Problem statement: Return each of the rows below that contains the string "axis". Case counts.
————————
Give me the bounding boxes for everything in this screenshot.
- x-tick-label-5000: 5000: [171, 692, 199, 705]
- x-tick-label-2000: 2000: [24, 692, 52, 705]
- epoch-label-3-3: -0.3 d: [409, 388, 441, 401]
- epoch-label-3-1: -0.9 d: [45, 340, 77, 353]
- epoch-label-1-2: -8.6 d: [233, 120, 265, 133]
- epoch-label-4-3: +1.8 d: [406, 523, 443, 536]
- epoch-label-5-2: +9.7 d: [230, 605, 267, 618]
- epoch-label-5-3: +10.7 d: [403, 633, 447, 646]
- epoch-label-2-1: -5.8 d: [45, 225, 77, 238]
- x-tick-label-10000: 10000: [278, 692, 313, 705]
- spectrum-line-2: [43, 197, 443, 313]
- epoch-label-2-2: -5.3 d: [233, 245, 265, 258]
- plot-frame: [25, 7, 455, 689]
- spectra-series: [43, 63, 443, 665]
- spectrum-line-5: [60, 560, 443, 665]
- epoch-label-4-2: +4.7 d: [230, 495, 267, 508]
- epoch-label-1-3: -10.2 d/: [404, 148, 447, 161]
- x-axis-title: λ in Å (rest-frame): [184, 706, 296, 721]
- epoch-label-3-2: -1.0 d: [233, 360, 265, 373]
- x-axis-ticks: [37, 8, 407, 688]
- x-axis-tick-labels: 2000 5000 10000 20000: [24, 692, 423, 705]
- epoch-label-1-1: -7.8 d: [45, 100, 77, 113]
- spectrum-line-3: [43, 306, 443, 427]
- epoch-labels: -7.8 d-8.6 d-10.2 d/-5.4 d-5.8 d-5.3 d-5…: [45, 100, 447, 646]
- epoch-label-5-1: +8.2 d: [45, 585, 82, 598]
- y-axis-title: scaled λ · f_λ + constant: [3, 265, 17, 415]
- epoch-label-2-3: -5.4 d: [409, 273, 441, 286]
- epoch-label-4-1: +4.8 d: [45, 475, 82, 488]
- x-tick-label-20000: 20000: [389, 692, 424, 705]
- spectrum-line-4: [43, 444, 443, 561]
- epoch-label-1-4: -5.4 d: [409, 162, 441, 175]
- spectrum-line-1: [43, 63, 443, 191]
————————
Expected output:
- x-axis-title: λ in Å (rest-frame): [184, 706, 296, 721]
- x-axis-ticks: [37, 8, 407, 688]
- x-axis-tick-labels: 2000 5000 10000 20000: [24, 692, 423, 705]
- y-axis-title: scaled λ · f_λ + constant: [3, 265, 17, 415]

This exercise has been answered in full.